start

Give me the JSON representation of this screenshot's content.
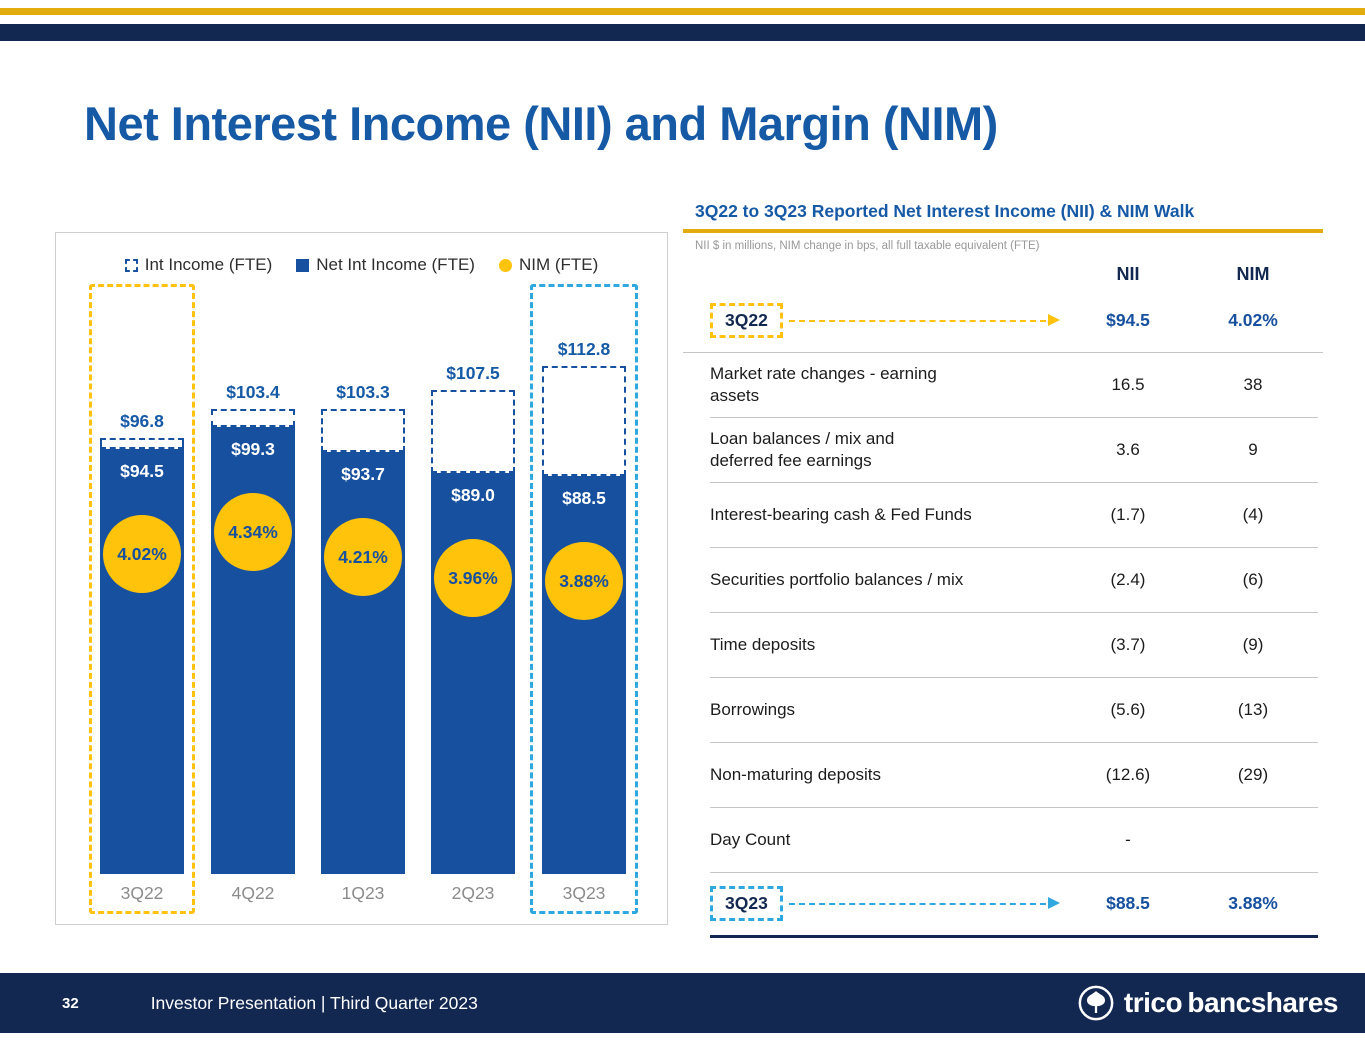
{
  "slide": {
    "title": "Net Interest Income (NII) and Margin (NIM)",
    "page_number": "32",
    "footer_text": "Investor Presentation | Third Quarter 2023",
    "brand": "trico bancshares"
  },
  "colors": {
    "navy_bar": "#17509E",
    "dark_navy": "#132850",
    "title_blue": "#1659A5",
    "gold": "#E2AC0E",
    "yellow": "#FFC20E",
    "nim_circle_yellow": "#FFC30B",
    "cyan": "#2FA8DF"
  },
  "legend": {
    "int_income": "Int Income (FTE)",
    "net_int_income": "Net Int Income (FTE)",
    "nim": "NIM (FTE)"
  },
  "chart_data": {
    "type": "bar",
    "title": "Net Interest Income (NII) and Margin (NIM)",
    "categories": [
      "3Q22",
      "4Q22",
      "1Q23",
      "2Q23",
      "3Q23"
    ],
    "series": [
      {
        "name": "Int Income (FTE)",
        "values": [
          96.8,
          103.4,
          103.3,
          107.5,
          112.8
        ]
      },
      {
        "name": "Net Int Income (FTE)",
        "values": [
          94.5,
          99.3,
          93.7,
          89.0,
          88.5
        ]
      },
      {
        "name": "NIM (FTE)",
        "values": [
          4.02,
          4.34,
          4.21,
          3.96,
          3.88
        ]
      }
    ],
    "int_income_labels": [
      "$96.8",
      "$103.4",
      "$103.3",
      "$107.5",
      "$112.8"
    ],
    "net_int_income_labels": [
      "$94.5",
      "$99.3",
      "$93.7",
      "$89.0",
      "$88.5"
    ],
    "nim_labels": [
      "4.02%",
      "4.34%",
      "4.21%",
      "3.96%",
      "3.88%"
    ],
    "highlighted_categories": [
      "3Q22",
      "3Q23"
    ],
    "xlabel": "",
    "ylabel": "",
    "ylim": [
      0,
      120
    ],
    "grid": false,
    "legend_position": "top"
  },
  "walk": {
    "title": "3Q22 to 3Q23 Reported Net Interest Income (NII) & NIM Walk",
    "subtitle": "NII $ in millions, NIM change in bps, all full taxable equivalent (FTE)",
    "col_nii": "NII",
    "col_nim": "NIM",
    "start": {
      "label": "3Q22",
      "nii": "$94.5",
      "nim": "4.02%"
    },
    "rows": [
      {
        "label": "Market rate changes - earning assets",
        "nii": "16.5",
        "nim": "38"
      },
      {
        "label": "Loan balances / mix and deferred fee earnings",
        "nii": "3.6",
        "nim": "9"
      },
      {
        "label": "Interest-bearing cash & Fed Funds",
        "nii": "(1.7)",
        "nim": "(4)"
      },
      {
        "label": "Securities portfolio balances / mix",
        "nii": "(2.4)",
        "nim": "(6)"
      },
      {
        "label": "Time deposits",
        "nii": "(3.7)",
        "nim": "(9)"
      },
      {
        "label": "Borrowings",
        "nii": "(5.6)",
        "nim": "(13)"
      },
      {
        "label": "Non-maturing deposits",
        "nii": "(12.6)",
        "nim": "(29)"
      },
      {
        "label": "Day Count",
        "nii": "-",
        "nim": ""
      }
    ],
    "end": {
      "label": "3Q23",
      "nii": "$88.5",
      "nim": "3.88%"
    }
  }
}
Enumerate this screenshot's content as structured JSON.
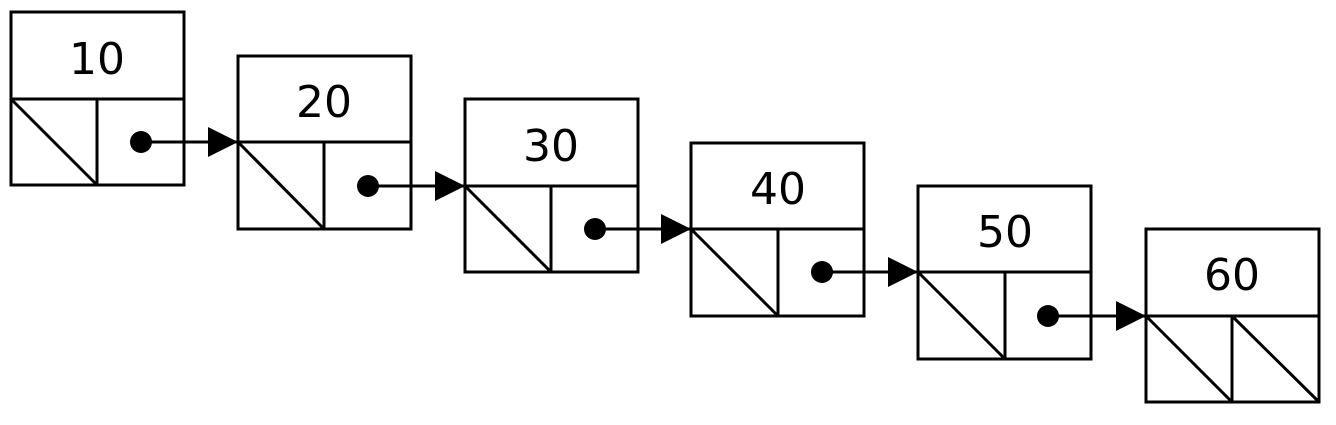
{
  "diagram": {
    "type": "linked-list",
    "nodes": [
      {
        "value": "10",
        "left": "null",
        "right": "pointer"
      },
      {
        "value": "20",
        "left": "null",
        "right": "pointer"
      },
      {
        "value": "30",
        "left": "null",
        "right": "pointer"
      },
      {
        "value": "40",
        "left": "null",
        "right": "pointer"
      },
      {
        "value": "50",
        "left": "null",
        "right": "pointer"
      },
      {
        "value": "60",
        "left": "null",
        "right": "null"
      }
    ],
    "links": [
      {
        "from": "10",
        "to": "20"
      },
      {
        "from": "20",
        "to": "30"
      },
      {
        "from": "30",
        "to": "40"
      },
      {
        "from": "40",
        "to": "50"
      },
      {
        "from": "50",
        "to": "60"
      }
    ],
    "colors": {
      "stroke": "#000000",
      "background": "#ffffff"
    }
  }
}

end

- Written task
Report all lines of the material that contain the word "JSON".

- Written solution
Give me the JSON representation of this screenshot's content.
Enumerate this screenshot's content as structured JSON.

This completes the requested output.